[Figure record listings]
━━━━━━━━━━━━━━━━━━━━━━━━━━━━━━

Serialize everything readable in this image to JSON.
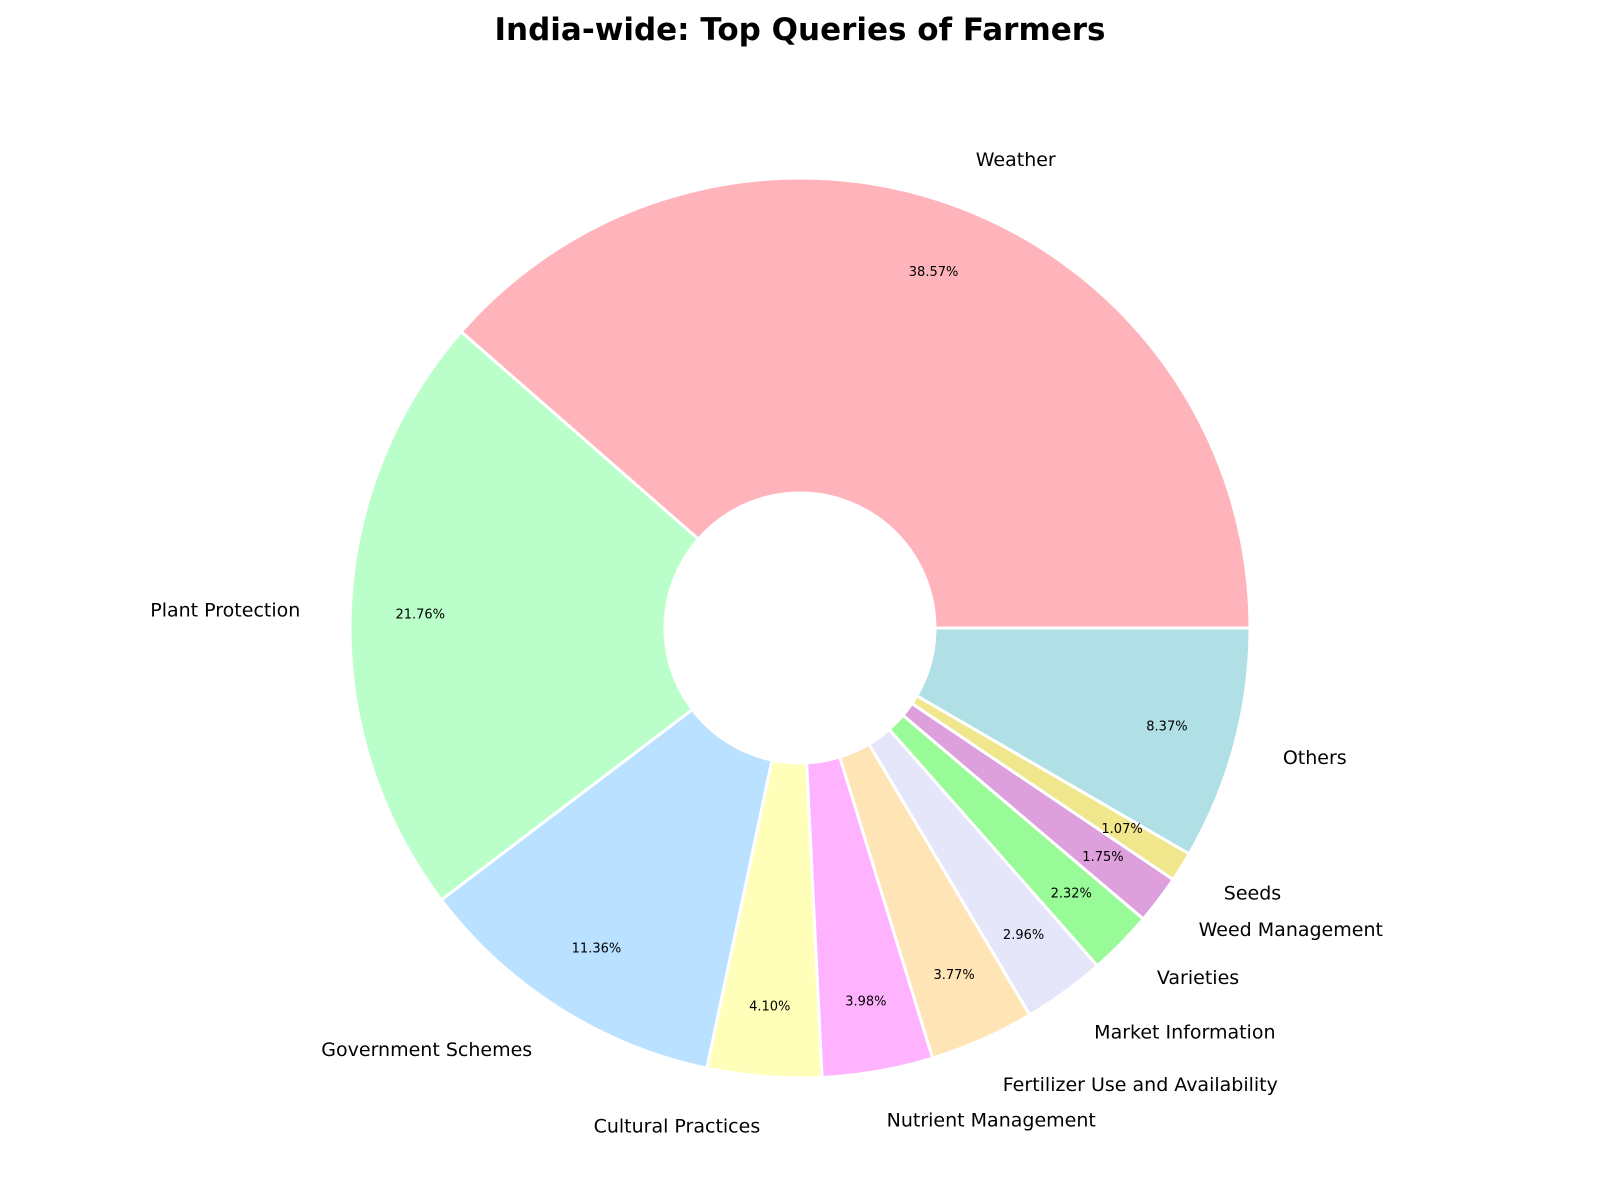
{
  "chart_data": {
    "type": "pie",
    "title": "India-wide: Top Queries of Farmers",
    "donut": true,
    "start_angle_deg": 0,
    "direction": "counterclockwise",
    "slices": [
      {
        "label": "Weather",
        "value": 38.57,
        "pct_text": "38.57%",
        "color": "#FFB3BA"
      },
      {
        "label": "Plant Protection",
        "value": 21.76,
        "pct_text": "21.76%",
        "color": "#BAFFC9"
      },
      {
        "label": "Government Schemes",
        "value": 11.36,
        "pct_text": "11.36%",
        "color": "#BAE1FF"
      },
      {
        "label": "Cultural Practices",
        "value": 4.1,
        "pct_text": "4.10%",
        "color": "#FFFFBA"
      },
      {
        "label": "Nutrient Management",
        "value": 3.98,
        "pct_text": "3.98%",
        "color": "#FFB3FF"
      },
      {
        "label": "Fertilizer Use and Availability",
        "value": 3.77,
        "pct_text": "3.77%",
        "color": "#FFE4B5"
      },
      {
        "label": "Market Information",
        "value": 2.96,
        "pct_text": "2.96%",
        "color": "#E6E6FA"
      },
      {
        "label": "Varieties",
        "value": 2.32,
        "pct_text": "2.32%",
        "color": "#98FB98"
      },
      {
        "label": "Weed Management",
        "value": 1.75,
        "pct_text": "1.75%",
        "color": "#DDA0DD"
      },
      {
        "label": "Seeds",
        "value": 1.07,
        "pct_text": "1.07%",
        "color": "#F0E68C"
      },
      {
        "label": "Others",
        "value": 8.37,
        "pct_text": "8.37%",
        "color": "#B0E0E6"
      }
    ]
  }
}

━━━━━━━━━━━━━━━━━━━━━━━━━━━━━━

*Set exercise*: Find "value". Copy every line it occurs in.

*Final result*:
        "value": 38.57,
        "value": 21.76,
        "value": 11.36,
        "value": 4.1,
        "value": 3.98,
        "value": 3.77,
        "value": 2.96,
        "value": 2.32,
        "value": 1.75,
        "value": 1.07,
        "value": 8.37,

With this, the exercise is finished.